Exercise brief
Each line of the listing that contains the word "ZEIL" is to be copied.

[Some records]

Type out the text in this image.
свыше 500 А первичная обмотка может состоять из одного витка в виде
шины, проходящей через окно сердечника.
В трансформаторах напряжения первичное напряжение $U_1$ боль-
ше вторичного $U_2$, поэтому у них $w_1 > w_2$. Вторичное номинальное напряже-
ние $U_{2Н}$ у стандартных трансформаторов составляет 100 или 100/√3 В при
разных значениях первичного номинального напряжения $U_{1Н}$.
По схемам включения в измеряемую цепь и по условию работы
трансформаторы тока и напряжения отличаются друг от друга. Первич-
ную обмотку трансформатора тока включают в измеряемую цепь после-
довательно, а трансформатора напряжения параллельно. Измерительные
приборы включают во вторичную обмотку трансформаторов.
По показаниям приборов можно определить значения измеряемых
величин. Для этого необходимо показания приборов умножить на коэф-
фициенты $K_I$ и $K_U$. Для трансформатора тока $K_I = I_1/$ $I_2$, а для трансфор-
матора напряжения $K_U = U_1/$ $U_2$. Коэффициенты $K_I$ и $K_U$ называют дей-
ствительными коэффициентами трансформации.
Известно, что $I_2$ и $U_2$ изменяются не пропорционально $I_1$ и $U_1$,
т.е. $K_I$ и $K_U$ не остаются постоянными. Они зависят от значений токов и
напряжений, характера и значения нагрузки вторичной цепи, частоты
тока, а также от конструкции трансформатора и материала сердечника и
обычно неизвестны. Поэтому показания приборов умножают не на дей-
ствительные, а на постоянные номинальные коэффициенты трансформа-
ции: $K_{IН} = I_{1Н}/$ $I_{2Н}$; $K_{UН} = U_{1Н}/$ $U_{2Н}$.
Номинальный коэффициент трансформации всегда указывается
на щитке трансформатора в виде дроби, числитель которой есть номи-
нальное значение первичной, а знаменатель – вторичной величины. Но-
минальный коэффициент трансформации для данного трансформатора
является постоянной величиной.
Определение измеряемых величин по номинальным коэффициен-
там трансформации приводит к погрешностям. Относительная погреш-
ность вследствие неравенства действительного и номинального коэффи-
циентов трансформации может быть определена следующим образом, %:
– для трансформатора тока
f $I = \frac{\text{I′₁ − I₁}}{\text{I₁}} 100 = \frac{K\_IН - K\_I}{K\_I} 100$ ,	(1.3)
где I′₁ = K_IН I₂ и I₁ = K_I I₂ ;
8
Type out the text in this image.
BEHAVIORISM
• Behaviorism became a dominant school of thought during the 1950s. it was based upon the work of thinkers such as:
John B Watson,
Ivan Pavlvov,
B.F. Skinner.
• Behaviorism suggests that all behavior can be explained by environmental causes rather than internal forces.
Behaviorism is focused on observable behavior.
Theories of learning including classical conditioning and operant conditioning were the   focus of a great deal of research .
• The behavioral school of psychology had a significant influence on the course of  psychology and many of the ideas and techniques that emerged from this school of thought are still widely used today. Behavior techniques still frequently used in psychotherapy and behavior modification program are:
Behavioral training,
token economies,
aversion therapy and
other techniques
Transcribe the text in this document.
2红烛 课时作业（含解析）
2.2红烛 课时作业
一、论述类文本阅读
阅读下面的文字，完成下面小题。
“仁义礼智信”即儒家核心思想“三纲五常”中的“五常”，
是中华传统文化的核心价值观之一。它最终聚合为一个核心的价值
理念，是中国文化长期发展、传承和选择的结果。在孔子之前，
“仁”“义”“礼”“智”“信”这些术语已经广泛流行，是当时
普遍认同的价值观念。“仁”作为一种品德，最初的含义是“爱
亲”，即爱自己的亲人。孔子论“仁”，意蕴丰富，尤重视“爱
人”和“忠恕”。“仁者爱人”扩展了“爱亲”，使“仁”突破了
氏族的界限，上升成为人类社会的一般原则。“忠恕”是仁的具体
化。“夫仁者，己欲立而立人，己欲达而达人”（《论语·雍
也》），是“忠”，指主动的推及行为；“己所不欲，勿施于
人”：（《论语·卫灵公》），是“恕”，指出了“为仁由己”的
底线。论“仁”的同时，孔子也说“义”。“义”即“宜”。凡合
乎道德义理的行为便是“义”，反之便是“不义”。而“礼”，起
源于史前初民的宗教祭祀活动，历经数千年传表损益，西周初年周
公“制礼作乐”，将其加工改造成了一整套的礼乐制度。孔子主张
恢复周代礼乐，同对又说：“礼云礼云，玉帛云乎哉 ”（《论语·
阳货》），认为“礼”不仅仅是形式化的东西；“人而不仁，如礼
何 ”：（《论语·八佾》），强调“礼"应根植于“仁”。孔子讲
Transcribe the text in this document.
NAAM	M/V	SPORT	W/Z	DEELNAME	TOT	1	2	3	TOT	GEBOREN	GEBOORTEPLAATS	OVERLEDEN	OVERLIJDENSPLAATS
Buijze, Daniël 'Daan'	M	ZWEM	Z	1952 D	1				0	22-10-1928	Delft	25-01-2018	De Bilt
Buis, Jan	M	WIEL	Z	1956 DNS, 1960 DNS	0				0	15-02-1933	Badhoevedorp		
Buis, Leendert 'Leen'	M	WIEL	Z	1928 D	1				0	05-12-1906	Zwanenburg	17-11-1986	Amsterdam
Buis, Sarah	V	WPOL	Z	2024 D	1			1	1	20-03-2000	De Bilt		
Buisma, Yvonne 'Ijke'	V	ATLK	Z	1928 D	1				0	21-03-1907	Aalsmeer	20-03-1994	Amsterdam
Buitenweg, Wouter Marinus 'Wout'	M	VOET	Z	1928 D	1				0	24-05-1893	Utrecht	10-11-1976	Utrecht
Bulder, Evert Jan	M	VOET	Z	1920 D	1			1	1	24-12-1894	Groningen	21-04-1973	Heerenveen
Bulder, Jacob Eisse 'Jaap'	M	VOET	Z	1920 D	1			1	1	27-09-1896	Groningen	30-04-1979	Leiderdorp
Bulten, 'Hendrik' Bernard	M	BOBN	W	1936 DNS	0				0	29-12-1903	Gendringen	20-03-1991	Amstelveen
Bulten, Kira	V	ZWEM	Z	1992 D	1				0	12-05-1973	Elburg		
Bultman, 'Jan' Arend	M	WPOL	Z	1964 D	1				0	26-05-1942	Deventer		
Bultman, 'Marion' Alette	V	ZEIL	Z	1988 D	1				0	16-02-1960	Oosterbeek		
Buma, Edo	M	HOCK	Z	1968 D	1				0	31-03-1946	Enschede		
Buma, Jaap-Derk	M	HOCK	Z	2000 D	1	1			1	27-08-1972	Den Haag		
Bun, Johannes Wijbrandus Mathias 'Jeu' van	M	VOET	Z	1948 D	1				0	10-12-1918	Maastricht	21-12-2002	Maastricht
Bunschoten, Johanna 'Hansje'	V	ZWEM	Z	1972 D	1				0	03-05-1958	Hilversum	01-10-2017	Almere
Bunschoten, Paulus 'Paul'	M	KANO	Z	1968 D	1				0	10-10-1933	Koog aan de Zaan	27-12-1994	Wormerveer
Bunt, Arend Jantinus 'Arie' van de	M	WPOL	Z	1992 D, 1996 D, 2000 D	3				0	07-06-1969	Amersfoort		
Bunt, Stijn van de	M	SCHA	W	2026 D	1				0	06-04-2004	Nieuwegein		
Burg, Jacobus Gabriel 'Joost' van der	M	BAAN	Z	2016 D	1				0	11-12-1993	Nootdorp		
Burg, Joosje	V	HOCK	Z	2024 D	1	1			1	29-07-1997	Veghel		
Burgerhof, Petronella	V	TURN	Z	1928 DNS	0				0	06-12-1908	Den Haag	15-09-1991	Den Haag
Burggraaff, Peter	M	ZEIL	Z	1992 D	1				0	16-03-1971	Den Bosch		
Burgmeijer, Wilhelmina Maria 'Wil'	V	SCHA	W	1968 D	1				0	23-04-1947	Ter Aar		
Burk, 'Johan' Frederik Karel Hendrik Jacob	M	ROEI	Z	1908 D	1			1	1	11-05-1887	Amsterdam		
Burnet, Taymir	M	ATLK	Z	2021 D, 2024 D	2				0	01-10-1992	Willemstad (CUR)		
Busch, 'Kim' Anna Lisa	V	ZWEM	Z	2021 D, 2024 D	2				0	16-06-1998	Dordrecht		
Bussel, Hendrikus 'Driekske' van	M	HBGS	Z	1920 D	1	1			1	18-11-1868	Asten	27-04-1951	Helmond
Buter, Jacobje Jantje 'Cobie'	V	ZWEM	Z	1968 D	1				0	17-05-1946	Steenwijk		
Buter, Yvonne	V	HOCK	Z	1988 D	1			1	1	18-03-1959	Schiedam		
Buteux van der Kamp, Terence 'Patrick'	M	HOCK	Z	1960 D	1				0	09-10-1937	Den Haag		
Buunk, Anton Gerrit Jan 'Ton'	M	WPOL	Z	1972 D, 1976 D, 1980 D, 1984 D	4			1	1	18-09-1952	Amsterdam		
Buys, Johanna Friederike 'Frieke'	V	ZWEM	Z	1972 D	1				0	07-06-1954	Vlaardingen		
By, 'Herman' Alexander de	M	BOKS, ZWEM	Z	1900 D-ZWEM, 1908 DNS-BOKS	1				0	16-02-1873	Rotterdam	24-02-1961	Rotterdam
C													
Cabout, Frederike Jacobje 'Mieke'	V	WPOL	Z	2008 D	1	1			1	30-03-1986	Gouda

Answer
Bultman, 'Marion' Alette	V	ZEIL	Z	1988 D	1				0	16-02-1960	Oosterbeek		
Burggraaff, Peter	M	ZEIL	Z	1992 D	1				0	16-03-1971	Den Bosch		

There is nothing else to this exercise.